**Work to be completed**
Your answer should be a single number: the count of lines containing "ffffff".

......

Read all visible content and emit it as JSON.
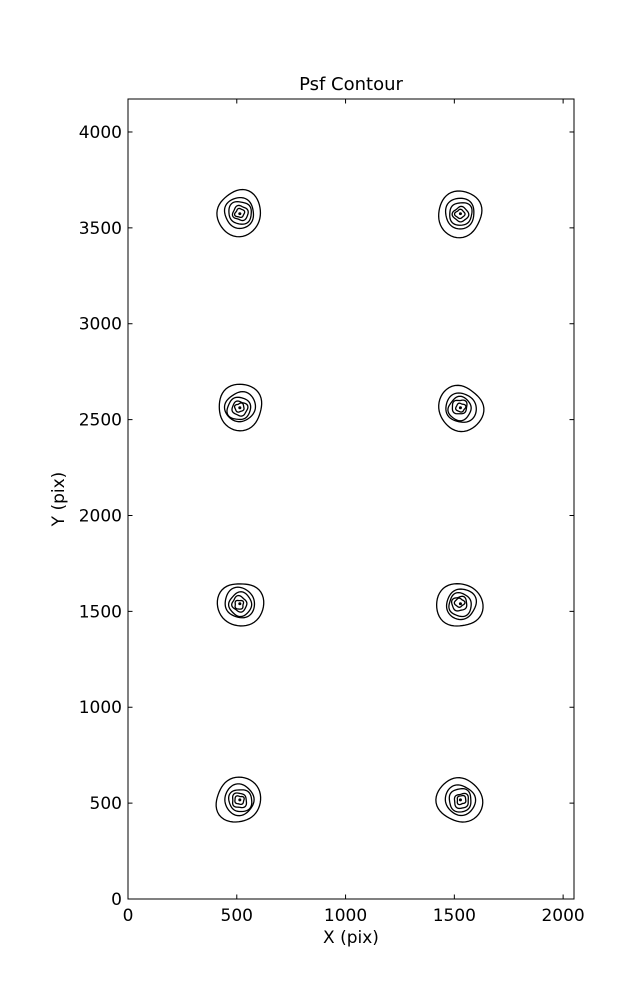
{
  "chart_data": {
    "type": "contour",
    "title": "Psf Contour",
    "xlabel": "X (pix)",
    "ylabel": "Y (pix)",
    "xlim": [
      0,
      2050
    ],
    "ylim": [
      0,
      4172
    ],
    "xticks": [
      0,
      500,
      1000,
      1500,
      2000
    ],
    "yticks": [
      0,
      500,
      1000,
      1500,
      2000,
      2500,
      3000,
      3500,
      4000
    ],
    "grid": false,
    "legend": "none",
    "line_color": "#000000",
    "background_color": "#ffffff",
    "psf_centers": [
      {
        "x": 514,
        "y": 517
      },
      {
        "x": 1528,
        "y": 517
      },
      {
        "x": 514,
        "y": 1540
      },
      {
        "x": 1528,
        "y": 1540
      },
      {
        "x": 514,
        "y": 2562
      },
      {
        "x": 1528,
        "y": 2562
      },
      {
        "x": 514,
        "y": 3574
      },
      {
        "x": 1528,
        "y": 3574
      }
    ],
    "contour_level_radii_x": [
      103,
      69,
      53,
      34,
      21
    ],
    "contour_level_radii_y": [
      117,
      78,
      60,
      39,
      23
    ],
    "center_dot_radius": 7
  }
}
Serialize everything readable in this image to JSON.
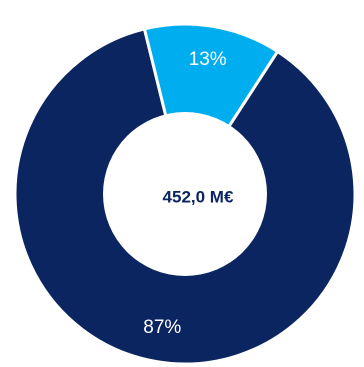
{
  "chart_data": {
    "type": "pie",
    "style": "donut",
    "center_label": "452,0 M€",
    "slices": [
      {
        "label": "87%",
        "value": 87,
        "color": "#0b2560"
      },
      {
        "label": "13%",
        "value": 13,
        "color": "#00aeef"
      }
    ],
    "separator_color": "#ffffff",
    "center_color": "#0b2560"
  }
}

......

**Answer below**
2